Sandrine Champetier formule le même conseil : « Chez nous, une première charte mise en place en janvier 2019, pour une durée d’un an, autorisait douze jours par an de travail à distance. Une première expérience, avant d’envisager le plus long terme. Ce test a permis de faire le point sur les bénéfices et les dysfonctionnements. L’année suivante, MG a autorisé deux jours de plus en télétravail. »
Télétravail à vie : à encadrer par un accord collectif ou une charte
Si le passage au télétravail peut être formalisé par un simple écrit, Mathieu Lajoinie recommande de passer par un accord collectif négocié au sein de l’entreprise ou bien d’élaborer une charte. « Cela permet de préciser des points particuliers tels que le temps de travail, la délimitation des horaires auxquels le salarié est tenu d’être joignable, ou le matériel mis à disposition (ordinateur, accès internet, etc.) », détaille-t-il.
Ces précisions sont d’autant plus importantes que la responsabilité de l’employeur peut être engagée, notamment en cas d’absence d’un matériel adapté.
Un salarié souffrant de troubles musculo-squelettiques, mal équipé, peut faire reconnaître le caractère professionnel de sa maladie. C’est un risque que l’entreprise ne doit pas sous-estimer
Le professionnel du droit rappelle par ailleurs qu’un accident survenu le lieu du télétravail pendant les heures d’exercice de l’activité, peut être reconnu comme un accident du travail, et indemnisé comme tel par la Sécurité sociale.
Quant à la prise en charge des frais liés au télétravail (électricité, fournitures, assurance-habitation couvrant le matériel professionnel, etc.), l’expert invite à privilégier un accord collectif pour cadrer les choses. « Le salarié ne doit pas engager de frais sans avoir de contrepartie, dont les modalités peuvent être précisées par l’employeur dans le cadre d’un accord », avance-t-il.

§ **Les lignes**:
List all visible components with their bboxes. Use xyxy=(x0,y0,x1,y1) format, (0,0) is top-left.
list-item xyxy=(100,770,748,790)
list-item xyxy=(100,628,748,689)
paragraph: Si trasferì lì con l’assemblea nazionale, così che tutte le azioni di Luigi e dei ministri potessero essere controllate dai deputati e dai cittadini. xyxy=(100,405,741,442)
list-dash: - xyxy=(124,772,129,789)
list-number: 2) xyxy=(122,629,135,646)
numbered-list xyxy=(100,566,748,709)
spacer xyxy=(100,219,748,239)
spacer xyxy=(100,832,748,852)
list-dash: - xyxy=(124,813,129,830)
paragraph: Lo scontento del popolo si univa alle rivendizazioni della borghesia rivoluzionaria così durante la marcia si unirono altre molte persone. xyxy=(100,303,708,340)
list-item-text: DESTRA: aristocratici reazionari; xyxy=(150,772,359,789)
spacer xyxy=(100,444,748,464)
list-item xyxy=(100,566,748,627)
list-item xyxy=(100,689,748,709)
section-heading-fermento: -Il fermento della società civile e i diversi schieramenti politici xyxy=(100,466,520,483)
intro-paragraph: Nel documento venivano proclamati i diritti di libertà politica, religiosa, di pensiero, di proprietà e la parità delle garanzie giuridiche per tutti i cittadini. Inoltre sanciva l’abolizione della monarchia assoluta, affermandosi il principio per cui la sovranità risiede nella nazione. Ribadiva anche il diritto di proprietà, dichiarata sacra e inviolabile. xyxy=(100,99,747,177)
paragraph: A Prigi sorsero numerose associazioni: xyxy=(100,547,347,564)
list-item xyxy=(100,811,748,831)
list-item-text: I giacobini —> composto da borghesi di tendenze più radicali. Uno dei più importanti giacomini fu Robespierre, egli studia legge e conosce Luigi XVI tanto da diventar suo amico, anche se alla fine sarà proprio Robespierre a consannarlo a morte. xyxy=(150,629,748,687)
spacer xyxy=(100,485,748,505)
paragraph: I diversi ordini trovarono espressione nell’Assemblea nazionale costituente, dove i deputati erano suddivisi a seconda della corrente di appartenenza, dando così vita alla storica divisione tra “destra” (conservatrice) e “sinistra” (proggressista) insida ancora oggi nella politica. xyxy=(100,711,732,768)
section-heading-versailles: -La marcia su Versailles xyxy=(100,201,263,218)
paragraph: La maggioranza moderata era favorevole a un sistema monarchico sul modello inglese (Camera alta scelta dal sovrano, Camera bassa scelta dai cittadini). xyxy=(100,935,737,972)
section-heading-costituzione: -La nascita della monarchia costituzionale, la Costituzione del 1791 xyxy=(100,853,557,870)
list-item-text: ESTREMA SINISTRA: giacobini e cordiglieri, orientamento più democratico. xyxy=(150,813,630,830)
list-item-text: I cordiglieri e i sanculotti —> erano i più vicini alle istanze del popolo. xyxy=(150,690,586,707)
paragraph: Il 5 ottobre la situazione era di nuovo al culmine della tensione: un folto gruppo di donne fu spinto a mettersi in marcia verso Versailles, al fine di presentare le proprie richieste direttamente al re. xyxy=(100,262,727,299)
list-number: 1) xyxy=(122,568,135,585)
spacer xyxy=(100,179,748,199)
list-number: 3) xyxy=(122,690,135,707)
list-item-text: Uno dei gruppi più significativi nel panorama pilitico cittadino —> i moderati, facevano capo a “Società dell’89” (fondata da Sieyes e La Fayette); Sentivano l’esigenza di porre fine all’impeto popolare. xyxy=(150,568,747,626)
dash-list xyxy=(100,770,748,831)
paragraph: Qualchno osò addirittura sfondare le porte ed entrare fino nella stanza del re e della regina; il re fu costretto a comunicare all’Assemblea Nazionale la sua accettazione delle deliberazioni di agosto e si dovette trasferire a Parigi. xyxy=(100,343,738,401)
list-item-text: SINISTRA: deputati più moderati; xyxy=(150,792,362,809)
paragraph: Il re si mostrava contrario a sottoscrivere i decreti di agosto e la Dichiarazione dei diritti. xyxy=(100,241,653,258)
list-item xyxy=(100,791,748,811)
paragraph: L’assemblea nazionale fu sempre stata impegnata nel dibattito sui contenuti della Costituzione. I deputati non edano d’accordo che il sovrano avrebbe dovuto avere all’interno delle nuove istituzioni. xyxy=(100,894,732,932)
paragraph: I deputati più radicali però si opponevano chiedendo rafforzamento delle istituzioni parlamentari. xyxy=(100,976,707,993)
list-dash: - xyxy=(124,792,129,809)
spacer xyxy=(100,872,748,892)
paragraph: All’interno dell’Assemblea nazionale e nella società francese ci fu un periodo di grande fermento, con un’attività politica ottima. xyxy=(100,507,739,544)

§ **Explorer le contenu**:
A - Extrayez du texte sur le télétravail tout ce qui va de « Télétravail à vie » jusqu'à « d’un matériel adapté. ».
B - Pour chaque affirmation, indiquez par oui ou non si elle concorde avec le texte sur le télétravail, en citant mot pour mot les termes qui tranchent. (i) La première charte de MG autorisait douze jours par an de télétravail. (ii) Mathieu Lajoinie déconseille de passer par un accord collectif. (iii) Un accident survenu sur le lieu du télétravail pendant les heures d'activité peut être reconnu comme un accident du travail.
Ces lignes ne jouent aucun rôle ici.

§ **Exercices corrigés**:
A -
Télétravail à vie : à encadrer par un accord collectif ou une charte
Si le passage au télétravail peut être formalisé par un simple écrit, Mathieu Lajoinie recommande de passer par un accord collectif négocié au sein de l’entreprise ou bien d’élaborer une charte. « Cela permet de préciser des points particuliers tels que le temps de travail, la délimitation des horaires auxquels le salarié est tenu d’être joignable, ou le matériel mis à disposition (ordinateur, accès internet, etc.) », détaille-t-il.
Ces précisions sont d’autant plus importantes que la responsabilité de l’employeur peut être engagée, notamment en cas d’absence d’un matériel adapté.

B -
(i) Oui : « autorisait douze jours par an de travail à distance ».
(ii) Non : « Mathieu Lajoinie recommande de passer par un accord collectif négocié au sein de l’entreprise ou bien d’élaborer une charte ».
(iii) Oui : « peut être reconnu comme un accident du travail ».